Look for the string "ROAD" and copy every line that has it.

» **DATASET ROWS**
—————
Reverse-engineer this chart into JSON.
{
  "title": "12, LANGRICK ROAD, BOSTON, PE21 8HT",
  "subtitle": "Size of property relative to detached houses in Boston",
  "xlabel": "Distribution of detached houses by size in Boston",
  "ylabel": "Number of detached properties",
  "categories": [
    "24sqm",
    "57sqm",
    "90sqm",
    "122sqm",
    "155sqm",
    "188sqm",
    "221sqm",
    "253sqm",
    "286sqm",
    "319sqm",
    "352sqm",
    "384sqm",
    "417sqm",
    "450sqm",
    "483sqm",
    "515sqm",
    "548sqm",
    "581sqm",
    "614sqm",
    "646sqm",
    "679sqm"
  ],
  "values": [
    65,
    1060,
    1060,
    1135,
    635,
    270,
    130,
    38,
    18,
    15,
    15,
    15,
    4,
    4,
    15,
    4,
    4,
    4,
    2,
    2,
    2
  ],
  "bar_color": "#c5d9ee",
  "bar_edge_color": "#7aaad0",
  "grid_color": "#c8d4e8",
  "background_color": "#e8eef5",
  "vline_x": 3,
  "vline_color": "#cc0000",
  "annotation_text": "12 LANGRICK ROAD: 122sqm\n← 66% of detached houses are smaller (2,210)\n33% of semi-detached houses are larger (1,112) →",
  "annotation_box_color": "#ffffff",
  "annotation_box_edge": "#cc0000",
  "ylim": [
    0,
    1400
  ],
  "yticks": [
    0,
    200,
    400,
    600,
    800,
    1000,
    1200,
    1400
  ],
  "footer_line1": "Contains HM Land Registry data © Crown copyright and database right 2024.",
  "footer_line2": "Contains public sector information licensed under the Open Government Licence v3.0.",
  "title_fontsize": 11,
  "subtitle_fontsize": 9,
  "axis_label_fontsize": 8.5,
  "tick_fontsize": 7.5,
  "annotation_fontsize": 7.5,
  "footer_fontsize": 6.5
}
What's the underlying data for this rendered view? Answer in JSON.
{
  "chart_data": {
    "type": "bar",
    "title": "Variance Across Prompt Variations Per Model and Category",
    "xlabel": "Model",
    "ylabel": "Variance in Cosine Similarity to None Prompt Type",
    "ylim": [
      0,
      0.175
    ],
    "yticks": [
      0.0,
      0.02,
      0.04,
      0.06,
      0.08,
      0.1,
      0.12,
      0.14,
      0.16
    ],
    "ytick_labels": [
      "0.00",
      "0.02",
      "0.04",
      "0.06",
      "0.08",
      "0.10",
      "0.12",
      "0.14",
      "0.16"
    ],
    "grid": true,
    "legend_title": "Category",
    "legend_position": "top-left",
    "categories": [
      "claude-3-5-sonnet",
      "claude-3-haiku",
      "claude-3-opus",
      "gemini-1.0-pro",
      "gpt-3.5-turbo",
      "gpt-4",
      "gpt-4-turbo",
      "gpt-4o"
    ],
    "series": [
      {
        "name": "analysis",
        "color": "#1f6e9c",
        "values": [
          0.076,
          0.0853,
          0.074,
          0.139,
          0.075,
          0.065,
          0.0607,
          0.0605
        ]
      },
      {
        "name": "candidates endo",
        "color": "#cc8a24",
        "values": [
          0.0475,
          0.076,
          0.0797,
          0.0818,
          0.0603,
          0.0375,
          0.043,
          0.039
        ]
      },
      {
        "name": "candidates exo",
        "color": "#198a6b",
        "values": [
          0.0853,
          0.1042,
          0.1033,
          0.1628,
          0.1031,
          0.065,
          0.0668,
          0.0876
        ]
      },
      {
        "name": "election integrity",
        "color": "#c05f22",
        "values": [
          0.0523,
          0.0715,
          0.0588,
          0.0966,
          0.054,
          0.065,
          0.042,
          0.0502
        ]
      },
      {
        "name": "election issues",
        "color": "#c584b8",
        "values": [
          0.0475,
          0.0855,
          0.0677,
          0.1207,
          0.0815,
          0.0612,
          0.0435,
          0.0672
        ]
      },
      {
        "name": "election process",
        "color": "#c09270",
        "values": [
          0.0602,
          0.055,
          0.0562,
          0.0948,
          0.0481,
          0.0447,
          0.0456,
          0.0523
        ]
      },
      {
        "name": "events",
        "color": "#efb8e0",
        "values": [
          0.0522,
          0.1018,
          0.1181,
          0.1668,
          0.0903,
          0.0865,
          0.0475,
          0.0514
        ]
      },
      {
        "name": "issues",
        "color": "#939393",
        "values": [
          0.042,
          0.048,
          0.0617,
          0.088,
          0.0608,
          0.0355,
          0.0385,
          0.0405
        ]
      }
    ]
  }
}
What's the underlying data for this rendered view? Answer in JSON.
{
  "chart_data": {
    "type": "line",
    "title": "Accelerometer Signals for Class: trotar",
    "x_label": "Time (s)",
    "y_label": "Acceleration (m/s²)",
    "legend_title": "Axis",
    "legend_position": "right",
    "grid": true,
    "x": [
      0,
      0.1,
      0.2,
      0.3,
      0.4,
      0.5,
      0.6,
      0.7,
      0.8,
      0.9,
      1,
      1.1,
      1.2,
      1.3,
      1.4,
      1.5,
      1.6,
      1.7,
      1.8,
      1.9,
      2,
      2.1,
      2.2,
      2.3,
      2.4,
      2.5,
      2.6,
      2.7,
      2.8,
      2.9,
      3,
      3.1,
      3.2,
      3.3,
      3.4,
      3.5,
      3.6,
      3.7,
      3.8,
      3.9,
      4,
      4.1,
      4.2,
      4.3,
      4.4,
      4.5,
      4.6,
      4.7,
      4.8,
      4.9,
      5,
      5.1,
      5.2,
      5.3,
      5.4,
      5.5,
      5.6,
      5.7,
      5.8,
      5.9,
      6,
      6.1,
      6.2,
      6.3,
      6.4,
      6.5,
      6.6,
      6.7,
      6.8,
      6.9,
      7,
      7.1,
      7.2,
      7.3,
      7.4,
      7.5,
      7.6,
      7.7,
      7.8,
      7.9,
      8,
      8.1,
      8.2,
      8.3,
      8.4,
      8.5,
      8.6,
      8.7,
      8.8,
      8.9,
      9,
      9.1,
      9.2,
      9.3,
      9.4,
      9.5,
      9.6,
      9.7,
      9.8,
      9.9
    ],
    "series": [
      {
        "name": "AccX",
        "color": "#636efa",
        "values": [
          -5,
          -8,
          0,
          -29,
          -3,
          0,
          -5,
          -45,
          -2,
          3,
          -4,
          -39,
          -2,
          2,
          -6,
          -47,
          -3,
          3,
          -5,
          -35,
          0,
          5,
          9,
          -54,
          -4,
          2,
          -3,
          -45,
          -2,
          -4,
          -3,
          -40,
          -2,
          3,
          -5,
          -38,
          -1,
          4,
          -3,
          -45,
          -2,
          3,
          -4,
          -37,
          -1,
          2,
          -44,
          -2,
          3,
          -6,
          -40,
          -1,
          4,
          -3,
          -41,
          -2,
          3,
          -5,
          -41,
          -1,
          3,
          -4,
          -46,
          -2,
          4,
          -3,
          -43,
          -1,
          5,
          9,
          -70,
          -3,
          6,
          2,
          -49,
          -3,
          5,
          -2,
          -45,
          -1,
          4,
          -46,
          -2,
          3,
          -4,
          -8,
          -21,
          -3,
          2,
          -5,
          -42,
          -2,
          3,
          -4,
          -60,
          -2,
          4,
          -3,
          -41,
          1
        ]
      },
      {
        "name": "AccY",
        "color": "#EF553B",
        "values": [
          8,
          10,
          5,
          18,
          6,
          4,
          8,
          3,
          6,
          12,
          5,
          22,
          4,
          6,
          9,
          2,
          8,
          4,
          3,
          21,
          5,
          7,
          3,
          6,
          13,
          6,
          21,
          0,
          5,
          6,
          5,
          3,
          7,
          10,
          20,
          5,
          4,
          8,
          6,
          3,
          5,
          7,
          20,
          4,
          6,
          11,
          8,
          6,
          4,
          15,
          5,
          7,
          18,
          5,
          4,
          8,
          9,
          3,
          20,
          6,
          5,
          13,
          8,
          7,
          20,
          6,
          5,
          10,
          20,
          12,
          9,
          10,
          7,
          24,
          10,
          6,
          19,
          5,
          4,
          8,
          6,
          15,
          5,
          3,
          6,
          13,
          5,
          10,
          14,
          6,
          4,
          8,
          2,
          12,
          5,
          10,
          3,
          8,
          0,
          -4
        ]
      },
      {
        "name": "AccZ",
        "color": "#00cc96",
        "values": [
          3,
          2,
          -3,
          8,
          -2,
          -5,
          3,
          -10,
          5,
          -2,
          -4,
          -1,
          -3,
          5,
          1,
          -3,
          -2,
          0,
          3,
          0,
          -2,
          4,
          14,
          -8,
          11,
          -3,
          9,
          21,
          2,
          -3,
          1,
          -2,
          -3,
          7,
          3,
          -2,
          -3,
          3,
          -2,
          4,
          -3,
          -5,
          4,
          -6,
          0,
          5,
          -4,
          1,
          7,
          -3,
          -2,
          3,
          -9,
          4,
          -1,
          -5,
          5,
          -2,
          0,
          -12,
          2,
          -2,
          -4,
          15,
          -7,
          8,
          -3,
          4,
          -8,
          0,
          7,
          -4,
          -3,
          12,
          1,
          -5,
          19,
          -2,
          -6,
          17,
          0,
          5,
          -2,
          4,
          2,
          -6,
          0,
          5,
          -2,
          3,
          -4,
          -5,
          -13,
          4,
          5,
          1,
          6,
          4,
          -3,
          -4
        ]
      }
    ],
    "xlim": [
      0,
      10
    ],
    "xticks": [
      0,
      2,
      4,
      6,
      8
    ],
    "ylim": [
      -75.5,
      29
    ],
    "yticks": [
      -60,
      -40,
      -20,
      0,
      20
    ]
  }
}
—————
» **THE COMPLETED TASK**
  "title": "12, LANGRICK ROAD, BOSTON, PE21 8HT",
  "annotation_text": "12 LANGRICK ROAD: 122sqm\n← 66% of detached houses are smaller (2,210)\n33% of semi-detached houses are larger (1,112) →",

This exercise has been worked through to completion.